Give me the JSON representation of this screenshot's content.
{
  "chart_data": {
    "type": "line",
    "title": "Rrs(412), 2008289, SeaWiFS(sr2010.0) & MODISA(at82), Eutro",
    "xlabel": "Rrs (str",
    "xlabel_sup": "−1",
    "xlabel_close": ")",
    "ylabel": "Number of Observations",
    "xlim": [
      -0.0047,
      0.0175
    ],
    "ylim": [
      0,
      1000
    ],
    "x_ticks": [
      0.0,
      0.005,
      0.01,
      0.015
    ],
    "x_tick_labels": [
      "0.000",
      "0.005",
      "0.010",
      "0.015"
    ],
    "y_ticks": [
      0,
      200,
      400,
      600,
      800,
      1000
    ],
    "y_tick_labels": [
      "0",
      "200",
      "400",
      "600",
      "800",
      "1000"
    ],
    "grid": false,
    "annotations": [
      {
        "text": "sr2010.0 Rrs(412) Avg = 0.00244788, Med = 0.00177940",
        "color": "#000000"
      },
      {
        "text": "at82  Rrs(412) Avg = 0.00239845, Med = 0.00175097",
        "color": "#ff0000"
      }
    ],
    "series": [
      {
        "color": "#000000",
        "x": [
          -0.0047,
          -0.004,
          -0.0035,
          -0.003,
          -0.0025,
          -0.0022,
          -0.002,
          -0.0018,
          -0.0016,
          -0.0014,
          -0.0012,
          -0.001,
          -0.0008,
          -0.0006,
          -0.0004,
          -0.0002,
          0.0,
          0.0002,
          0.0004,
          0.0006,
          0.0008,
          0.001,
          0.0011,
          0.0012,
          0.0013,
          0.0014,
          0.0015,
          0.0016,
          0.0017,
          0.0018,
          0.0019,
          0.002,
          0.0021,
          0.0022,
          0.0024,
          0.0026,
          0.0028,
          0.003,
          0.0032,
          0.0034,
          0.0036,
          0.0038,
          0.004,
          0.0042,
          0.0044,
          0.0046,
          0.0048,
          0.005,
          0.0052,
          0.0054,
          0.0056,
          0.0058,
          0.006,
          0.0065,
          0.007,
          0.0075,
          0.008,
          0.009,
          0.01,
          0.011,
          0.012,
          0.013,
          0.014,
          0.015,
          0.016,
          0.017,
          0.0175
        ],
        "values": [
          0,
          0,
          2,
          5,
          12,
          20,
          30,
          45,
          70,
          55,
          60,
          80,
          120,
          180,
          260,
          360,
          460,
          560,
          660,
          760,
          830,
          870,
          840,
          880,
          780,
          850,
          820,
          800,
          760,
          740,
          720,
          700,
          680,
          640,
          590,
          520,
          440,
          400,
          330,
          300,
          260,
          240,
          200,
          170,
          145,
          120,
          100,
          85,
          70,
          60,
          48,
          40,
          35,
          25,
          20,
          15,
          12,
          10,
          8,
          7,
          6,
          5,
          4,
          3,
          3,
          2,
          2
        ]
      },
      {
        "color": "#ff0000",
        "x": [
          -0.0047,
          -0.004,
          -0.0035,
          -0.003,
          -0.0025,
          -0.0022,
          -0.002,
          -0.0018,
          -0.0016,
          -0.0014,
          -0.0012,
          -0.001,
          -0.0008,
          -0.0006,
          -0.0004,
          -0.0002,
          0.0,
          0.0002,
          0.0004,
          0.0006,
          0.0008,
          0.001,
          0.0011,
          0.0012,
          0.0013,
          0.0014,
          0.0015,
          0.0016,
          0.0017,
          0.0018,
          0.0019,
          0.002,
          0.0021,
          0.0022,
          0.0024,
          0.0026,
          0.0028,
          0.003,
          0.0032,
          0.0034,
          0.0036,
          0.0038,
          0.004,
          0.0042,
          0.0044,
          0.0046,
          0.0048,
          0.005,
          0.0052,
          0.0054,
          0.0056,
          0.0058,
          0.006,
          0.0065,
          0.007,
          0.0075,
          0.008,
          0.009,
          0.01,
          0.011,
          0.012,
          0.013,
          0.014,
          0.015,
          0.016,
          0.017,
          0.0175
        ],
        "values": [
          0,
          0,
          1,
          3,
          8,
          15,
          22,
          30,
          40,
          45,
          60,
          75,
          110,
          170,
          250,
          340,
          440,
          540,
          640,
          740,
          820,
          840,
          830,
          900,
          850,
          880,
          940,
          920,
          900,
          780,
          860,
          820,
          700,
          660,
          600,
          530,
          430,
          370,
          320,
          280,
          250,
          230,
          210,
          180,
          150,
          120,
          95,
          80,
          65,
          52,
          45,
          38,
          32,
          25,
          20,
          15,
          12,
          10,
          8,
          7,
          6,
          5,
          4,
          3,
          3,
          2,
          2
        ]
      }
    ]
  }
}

----

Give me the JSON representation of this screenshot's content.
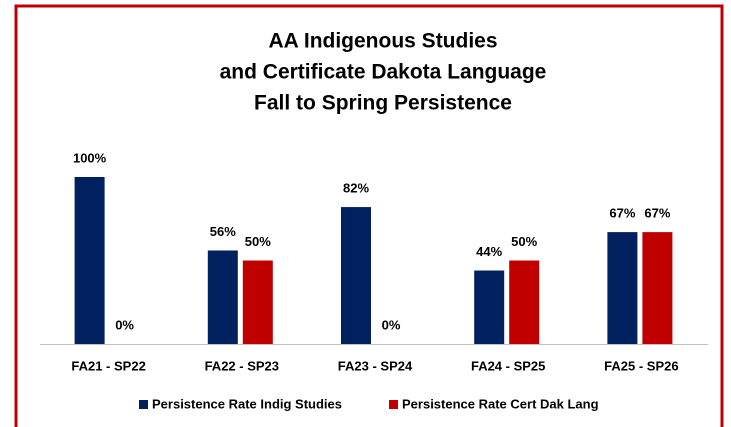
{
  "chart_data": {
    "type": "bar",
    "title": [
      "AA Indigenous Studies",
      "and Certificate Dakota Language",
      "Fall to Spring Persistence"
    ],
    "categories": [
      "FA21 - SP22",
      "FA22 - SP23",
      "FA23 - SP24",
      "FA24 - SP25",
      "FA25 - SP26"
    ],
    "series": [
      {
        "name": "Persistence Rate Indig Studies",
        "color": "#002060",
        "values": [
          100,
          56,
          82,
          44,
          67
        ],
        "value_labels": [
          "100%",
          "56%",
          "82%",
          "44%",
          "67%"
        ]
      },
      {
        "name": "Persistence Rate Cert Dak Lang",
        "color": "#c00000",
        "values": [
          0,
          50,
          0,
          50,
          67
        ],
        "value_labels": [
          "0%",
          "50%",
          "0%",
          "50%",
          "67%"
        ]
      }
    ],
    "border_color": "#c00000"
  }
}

----

Task statement: Find each line that has the word "Persistence", then copy it out.

Solution to the problem:
      "Fall to Spring Persistence"
        "name": "Persistence Rate Indig Studies",
        "name": "Persistence Rate Cert Dak Lang",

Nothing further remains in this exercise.